Stated problem
What follows is a set of records, each of which is to be written out exactly.

** start of Records for processing **

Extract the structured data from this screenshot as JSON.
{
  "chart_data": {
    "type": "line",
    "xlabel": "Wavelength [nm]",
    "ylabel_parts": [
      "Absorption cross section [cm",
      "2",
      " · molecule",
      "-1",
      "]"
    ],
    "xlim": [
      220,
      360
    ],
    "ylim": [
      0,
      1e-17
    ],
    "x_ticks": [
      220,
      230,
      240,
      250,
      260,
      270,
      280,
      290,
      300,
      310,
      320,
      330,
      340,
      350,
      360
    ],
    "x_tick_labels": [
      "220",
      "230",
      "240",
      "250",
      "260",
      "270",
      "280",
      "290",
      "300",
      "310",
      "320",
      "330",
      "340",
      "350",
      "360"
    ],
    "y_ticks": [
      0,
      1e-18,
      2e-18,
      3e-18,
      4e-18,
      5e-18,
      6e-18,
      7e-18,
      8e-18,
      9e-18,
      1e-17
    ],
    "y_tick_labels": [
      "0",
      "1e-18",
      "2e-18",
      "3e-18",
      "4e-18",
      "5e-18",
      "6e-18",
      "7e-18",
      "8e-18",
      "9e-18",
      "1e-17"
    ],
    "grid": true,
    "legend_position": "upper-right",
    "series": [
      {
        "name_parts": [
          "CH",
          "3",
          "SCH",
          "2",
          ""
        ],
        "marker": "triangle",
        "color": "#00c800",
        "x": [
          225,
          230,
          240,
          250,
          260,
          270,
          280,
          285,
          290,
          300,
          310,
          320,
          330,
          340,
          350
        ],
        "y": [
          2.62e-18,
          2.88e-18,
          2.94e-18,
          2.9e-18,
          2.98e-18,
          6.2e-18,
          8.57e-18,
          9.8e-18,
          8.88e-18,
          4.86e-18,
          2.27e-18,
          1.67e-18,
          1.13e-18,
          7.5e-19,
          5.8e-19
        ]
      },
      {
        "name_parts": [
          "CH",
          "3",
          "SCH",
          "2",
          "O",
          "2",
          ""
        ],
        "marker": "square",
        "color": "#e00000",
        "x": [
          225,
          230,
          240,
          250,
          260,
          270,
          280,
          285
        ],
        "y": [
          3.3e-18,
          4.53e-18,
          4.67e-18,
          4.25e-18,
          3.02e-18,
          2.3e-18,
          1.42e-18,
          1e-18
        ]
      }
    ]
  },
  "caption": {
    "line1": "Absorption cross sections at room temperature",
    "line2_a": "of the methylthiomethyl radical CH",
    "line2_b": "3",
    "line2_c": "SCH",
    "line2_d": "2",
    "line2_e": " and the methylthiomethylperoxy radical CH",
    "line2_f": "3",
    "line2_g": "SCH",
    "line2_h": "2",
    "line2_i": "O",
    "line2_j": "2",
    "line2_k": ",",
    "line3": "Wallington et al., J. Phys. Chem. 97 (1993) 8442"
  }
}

** end of Records for processing **

Result of this task
Extract the structured data from this screenshot as JSON.
{
  "chart_data": {
    "type": "line",
    "xlabel": "Wavelength [nm]",
    "ylabel_parts": [
      "Absorption cross section [cm",
      "2",
      " · molecule",
      "-1",
      "]"
    ],
    "xlim": [
      220,
      360
    ],
    "ylim": [
      0,
      1e-17
    ],
    "x_ticks": [
      220,
      230,
      240,
      250,
      260,
      270,
      280,
      290,
      300,
      310,
      320,
      330,
      340,
      350,
      360
    ],
    "x_tick_labels": [
      "220",
      "230",
      "240",
      "250",
      "260",
      "270",
      "280",
      "290",
      "300",
      "310",
      "320",
      "330",
      "340",
      "350",
      "360"
    ],
    "y_ticks": [
      0,
      1e-18,
      2e-18,
      3e-18,
      4e-18,
      5e-18,
      6e-18,
      7e-18,
      8e-18,
      9e-18,
      1e-17
    ],
    "y_tick_labels": [
      "0",
      "1e-18",
      "2e-18",
      "3e-18",
      "4e-18",
      "5e-18",
      "6e-18",
      "7e-18",
      "8e-18",
      "9e-18",
      "1e-17"
    ],
    "grid": true,
    "legend_position": "upper-right",
    "series": [
      {
        "name_parts": [
          "CH",
          "3",
          "SCH",
          "2",
          ""
        ],
        "marker": "triangle",
        "color": "#00c800",
        "x": [
          225,
          230,
          240,
          250,
          260,
          270,
          280,
          285,
          290,
          300,
          310,
          320,
          330,
          340,
          350
        ],
        "y": [
          2.62e-18,
          2.88e-18,
          2.94e-18,
          2.9e-18,
          2.98e-18,
          6.2e-18,
          8.57e-18,
          9.8e-18,
          8.88e-18,
          4.86e-18,
          2.27e-18,
          1.67e-18,
          1.13e-18,
          7.5e-19,
          5.8e-19
        ]
      },
      {
        "name_parts": [
          "CH",
          "3",
          "SCH",
          "2",
          "O",
          "2",
          ""
        ],
        "marker": "square",
        "color": "#e00000",
        "x": [
          225,
          230,
          240,
          250,
          260,
          270,
          280,
          285
        ],
        "y": [
          3.3e-18,
          4.53e-18,
          4.67e-18,
          4.25e-18,
          3.02e-18,
          2.3e-18,
          1.42e-18,
          1e-18
        ]
      }
    ]
  },
  "caption": {
    "line1": "Absorption cross sections at room temperature",
    "line2_a": "of the methylthiomethyl radical CH",
    "line2_b": "3",
    "line2_c": "SCH",
    "line2_d": "2",
    "line2_e": " and the methylthiomethylperoxy radical CH",
    "line2_f": "3",
    "line2_g": "SCH",
    "line2_h": "2",
    "line2_i": "O",
    "line2_j": "2",
    "line2_k": ",",
    "line3": "Wallington et al., J. Phys. Chem. 97 (1993) 8442"
  }
}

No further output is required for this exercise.